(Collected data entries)
──────────────────────────────

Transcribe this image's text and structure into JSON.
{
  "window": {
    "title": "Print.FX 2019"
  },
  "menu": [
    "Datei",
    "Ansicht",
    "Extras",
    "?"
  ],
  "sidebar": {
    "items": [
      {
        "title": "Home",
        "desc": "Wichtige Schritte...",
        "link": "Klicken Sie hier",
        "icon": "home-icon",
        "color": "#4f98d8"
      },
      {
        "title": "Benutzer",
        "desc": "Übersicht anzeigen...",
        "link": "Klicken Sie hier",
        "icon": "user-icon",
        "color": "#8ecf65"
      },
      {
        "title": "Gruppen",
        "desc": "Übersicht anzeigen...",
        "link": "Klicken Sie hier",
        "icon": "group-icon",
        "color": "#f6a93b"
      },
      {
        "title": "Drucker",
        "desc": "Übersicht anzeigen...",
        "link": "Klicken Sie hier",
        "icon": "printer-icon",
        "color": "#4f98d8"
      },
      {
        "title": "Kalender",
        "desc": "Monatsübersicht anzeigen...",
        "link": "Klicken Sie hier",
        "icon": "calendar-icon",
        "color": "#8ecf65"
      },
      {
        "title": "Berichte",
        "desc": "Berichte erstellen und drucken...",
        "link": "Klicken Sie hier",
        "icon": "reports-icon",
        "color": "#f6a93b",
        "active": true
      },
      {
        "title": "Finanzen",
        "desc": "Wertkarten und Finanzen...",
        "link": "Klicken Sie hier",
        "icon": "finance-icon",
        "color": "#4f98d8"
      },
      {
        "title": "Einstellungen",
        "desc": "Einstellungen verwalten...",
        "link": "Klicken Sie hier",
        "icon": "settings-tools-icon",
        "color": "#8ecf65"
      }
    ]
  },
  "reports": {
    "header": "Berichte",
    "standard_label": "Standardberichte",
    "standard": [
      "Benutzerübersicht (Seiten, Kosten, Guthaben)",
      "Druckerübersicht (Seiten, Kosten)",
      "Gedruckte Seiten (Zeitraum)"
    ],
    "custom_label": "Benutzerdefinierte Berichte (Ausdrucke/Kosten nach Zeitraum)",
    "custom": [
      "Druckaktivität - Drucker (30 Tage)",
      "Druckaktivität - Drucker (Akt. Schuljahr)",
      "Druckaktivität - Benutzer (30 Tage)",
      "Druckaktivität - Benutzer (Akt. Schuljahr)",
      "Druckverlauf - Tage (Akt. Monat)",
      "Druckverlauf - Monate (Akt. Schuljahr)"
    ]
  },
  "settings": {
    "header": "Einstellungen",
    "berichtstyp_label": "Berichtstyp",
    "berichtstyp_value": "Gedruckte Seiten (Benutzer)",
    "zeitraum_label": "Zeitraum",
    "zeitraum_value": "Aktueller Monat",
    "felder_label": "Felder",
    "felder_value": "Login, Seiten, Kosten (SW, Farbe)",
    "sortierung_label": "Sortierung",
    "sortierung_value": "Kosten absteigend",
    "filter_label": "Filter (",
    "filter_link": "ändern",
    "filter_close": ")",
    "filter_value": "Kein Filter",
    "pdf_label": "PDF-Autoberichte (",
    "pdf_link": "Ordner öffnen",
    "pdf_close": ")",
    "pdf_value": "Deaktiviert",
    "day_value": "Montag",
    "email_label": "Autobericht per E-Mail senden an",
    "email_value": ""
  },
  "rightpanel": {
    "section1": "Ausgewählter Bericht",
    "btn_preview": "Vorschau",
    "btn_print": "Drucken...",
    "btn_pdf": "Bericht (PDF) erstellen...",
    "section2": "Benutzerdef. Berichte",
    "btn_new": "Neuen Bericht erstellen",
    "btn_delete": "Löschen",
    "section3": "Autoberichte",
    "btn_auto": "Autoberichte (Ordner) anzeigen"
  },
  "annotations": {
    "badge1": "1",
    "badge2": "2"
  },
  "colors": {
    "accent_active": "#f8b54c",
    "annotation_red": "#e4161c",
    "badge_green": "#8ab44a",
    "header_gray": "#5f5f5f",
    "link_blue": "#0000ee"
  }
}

──────────────────────────────

Set problem: The entries above must be returned exactly.

Response:
Transcribe this image's text and structure into JSON.
{
  "window": {
    "title": "Print.FX 2019"
  },
  "menu": [
    "Datei",
    "Ansicht",
    "Extras",
    "?"
  ],
  "sidebar": {
    "items": [
      {
        "title": "Home",
        "desc": "Wichtige Schritte...",
        "link": "Klicken Sie hier",
        "icon": "home-icon",
        "color": "#4f98d8"
      },
      {
        "title": "Benutzer",
        "desc": "Übersicht anzeigen...",
        "link": "Klicken Sie hier",
        "icon": "user-icon",
        "color": "#8ecf65"
      },
      {
        "title": "Gruppen",
        "desc": "Übersicht anzeigen...",
        "link": "Klicken Sie hier",
        "icon": "group-icon",
        "color": "#f6a93b"
      },
      {
        "title": "Drucker",
        "desc": "Übersicht anzeigen...",
        "link": "Klicken Sie hier",
        "icon": "printer-icon",
        "color": "#4f98d8"
      },
      {
        "title": "Kalender",
        "desc": "Monatsübersicht anzeigen...",
        "link": "Klicken Sie hier",
        "icon": "calendar-icon",
        "color": "#8ecf65"
      },
      {
        "title": "Berichte",
        "desc": "Berichte erstellen und drucken...",
        "link": "Klicken Sie hier",
        "icon": "reports-icon",
        "color": "#f6a93b",
        "active": true
      },
      {
        "title": "Finanzen",
        "desc": "Wertkarten und Finanzen...",
        "link": "Klicken Sie hier",
        "icon": "finance-icon",
        "color": "#4f98d8"
      },
      {
        "title": "Einstellungen",
        "desc": "Einstellungen verwalten...",
        "link": "Klicken Sie hier",
        "icon": "settings-tools-icon",
        "color": "#8ecf65"
      }
    ]
  },
  "reports": {
    "header": "Berichte",
    "standard_label": "Standardberichte",
    "standard": [
      "Benutzerübersicht (Seiten, Kosten, Guthaben)",
      "Druckerübersicht (Seiten, Kosten)",
      "Gedruckte Seiten (Zeitraum)"
    ],
    "custom_label": "Benutzerdefinierte Berichte (Ausdrucke/Kosten nach Zeitraum)",
    "custom": [
      "Druckaktivität - Drucker (30 Tage)",
      "Druckaktivität - Drucker (Akt. Schuljahr)",
      "Druckaktivität - Benutzer (30 Tage)",
      "Druckaktivität - Benutzer (Akt. Schuljahr)",
      "Druckverlauf - Tage (Akt. Monat)",
      "Druckverlauf - Monate (Akt. Schuljahr)"
    ]
  },
  "settings": {
    "header": "Einstellungen",
    "berichtstyp_label": "Berichtstyp",
    "berichtstyp_value": "Gedruckte Seiten (Benutzer)",
    "zeitraum_label": "Zeitraum",
    "zeitraum_value": "Aktueller Monat",
    "felder_label": "Felder",
    "felder_value": "Login, Seiten, Kosten (SW, Farbe)",
    "sortierung_label": "Sortierung",
    "sortierung_value": "Kosten absteigend",
    "filter_label": "Filter (",
    "filter_link": "ändern",
    "filter_close": ")",
    "filter_value": "Kein Filter",
    "pdf_label": "PDF-Autoberichte (",
    "pdf_link": "Ordner öffnen",
    "pdf_close": ")",
    "pdf_value": "Deaktiviert",
    "day_value": "Montag",
    "email_label": "Autobericht per E-Mail senden an",
    "email_value": ""
  },
  "rightpanel": {
    "section1": "Ausgewählter Bericht",
    "btn_preview": "Vorschau",
    "btn_print": "Drucken...",
    "btn_pdf": "Bericht (PDF) erstellen...",
    "section2": "Benutzerdef. Berichte",
    "btn_new": "Neuen Bericht erstellen",
    "btn_delete": "Löschen",
    "section3": "Autoberichte",
    "btn_auto": "Autoberichte (Ordner) anzeigen"
  },
  "annotations": {
    "badge1": "1",
    "badge2": "2"
  },
  "colors": {
    "accent_active": "#f8b54c",
    "annotation_red": "#e4161c",
    "badge_green": "#8ab44a",
    "header_gray": "#5f5f5f",
    "link_blue": "#0000ee"
  }
}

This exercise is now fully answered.